13. MDMA (Ecstasy) Intoxication

Mechanism and Pharmacokinetics

  • MDMA (ecstasy, molly) is an amphetamine that releases endogenous catecholamines, and also has structural similarities to serotonin leading to inhibition of serotonin reuptake, with resultant mix of sympathomimetic and serotonergic effects.
    • Ingested orally, with peak effects within 2 hours and duration of effect 4-6 hours.
    • Tablet formulations vary widely, and severe toxicity may occur with as little as 1 tablet.

Signs and Symptoms

  • Symptoms: increased alertness, euphoria, feelings of increased physical and mental abilities, blurry vision, anxiety.
  • Physical exam: hypertension, tachycardia, dilated pupils, diaphoresis, bruxism, ataxia, agitation.

Toxicity

Most serious toxicities are related to hyperthermia, severe hyponatremia, and hepatotoxicity.

  • Hyperthermia: results from a combination of adrenergic stimulation and exertion, serotonin syndrome, and atmospheric contribution (warm environment with patient’s decreased ability to dissipate heat). Can lead to rhabdomyolysis, DIC, and hepatic and renal failure.

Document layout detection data
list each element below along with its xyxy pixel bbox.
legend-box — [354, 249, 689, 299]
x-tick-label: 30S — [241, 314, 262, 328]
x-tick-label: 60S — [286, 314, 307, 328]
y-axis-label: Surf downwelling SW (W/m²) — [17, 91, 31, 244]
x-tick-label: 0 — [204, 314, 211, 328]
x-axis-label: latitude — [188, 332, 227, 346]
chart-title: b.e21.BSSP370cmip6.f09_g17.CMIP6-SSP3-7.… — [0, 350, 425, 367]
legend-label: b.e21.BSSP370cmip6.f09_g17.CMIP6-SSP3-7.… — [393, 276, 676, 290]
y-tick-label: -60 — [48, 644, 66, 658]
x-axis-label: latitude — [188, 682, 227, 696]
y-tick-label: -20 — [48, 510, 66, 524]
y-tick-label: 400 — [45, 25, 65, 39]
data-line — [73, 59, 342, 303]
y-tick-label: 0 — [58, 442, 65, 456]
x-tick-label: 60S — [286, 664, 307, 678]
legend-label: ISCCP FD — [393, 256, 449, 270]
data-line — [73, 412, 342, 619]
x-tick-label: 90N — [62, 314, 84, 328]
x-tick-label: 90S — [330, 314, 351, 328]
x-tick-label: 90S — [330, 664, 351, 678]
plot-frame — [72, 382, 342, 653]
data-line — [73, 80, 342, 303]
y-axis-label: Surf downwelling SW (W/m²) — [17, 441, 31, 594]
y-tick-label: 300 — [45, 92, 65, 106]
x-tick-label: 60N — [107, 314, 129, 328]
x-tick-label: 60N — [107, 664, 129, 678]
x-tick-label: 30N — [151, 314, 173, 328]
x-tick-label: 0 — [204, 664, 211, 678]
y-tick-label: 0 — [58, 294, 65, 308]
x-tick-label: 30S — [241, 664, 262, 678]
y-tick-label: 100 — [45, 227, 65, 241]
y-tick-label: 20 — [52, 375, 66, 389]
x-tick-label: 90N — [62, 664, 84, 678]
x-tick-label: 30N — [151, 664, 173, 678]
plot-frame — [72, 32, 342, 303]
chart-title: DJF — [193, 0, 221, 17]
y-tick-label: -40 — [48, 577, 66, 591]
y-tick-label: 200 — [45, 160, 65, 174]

■ **Explore the material**
(a) According to the MDMA intoxication text, how long do MDMA's effects last when it is taken orally?
(b) Extend the MDMA intoxication text beyond its final sentence.

■ **Responses by item number**
(a) 4-6 hours.

(b)
  • Hyponatremia: caused by both SIADH and by polydipsia; patients will drink large quantities of water in an attempt to stave off hyperthermia. Drop in sodium is often severe (<120) and may cause seizures, cerebral edema, brain herniation, and death.
  • Hepatotoxicity: often a consequence of hyperthermia or DIC, though can be seen in absence of these complications as well. Clinical findings include abdominal pain, jaundice, vomiting. LFT abnormalities often present.
  • Hypertension: similar to effects of other amphetamines and cocaine; usually responsive to benzodiazepines. Consequences include aortic dissection and intracerebral hemorrhage.
  • Serotonin syndrome: can develop autonomic dysfunction, altered mental status, myoclonus, hyperreflexia, and tremors. Much higher risk in patients that are also using other serotonergic medications, including SSRIs, MAO-inhibitors, etc.

Evaluation

  • Rule out other ingestions. There may be various adulterants in MDMA tablets.
  • Rule out infection, thyrotoxicosis. History and context will usually be clear, but presentation of obtunded patient may be difficult to distinguish from sepsis, meningitis, metabolic cause if patient’s ingestion history is unknown.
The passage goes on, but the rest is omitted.